• _Set problem_: Every line containing the word "счет" needs to be found and copied.

(Dataset entries)
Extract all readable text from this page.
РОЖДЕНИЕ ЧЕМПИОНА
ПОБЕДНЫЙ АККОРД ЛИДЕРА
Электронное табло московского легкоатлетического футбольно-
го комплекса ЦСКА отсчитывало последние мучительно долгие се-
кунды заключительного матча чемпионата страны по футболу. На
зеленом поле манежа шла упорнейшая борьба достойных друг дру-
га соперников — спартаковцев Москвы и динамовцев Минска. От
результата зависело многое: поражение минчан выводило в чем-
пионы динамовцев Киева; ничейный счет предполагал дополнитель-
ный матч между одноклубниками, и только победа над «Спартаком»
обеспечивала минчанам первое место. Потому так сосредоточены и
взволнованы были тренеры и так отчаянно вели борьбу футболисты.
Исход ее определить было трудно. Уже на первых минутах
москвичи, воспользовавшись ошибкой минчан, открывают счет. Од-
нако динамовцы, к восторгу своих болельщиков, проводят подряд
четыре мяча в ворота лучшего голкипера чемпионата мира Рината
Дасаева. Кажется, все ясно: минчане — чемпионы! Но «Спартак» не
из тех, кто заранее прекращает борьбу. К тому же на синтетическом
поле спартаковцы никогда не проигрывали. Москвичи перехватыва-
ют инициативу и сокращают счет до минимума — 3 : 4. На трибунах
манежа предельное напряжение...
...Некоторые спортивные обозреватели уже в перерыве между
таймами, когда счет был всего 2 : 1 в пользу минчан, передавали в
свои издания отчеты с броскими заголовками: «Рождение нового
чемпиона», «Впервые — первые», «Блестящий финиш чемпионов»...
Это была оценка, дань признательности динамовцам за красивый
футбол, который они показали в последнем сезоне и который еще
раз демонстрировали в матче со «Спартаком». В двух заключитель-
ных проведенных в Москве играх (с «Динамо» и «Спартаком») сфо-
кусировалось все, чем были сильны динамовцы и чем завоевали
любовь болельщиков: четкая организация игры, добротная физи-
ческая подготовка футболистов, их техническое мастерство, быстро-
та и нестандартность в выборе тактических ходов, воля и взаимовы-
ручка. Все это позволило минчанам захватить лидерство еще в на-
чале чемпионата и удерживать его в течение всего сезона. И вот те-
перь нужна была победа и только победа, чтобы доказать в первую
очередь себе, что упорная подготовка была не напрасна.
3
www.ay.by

• _Result of this exercise_:
пионы динамовцев Киева; ничейный счет предполагал дополнитель-
москвичи, воспользовавшись ошибкой минчан, открывают счет. Од-
ют инициативу и сокращают счет до минимума — 3 : 4. На трибунах
таймами, когда счет был всего 2 : 1 в пользу минчан, передавали в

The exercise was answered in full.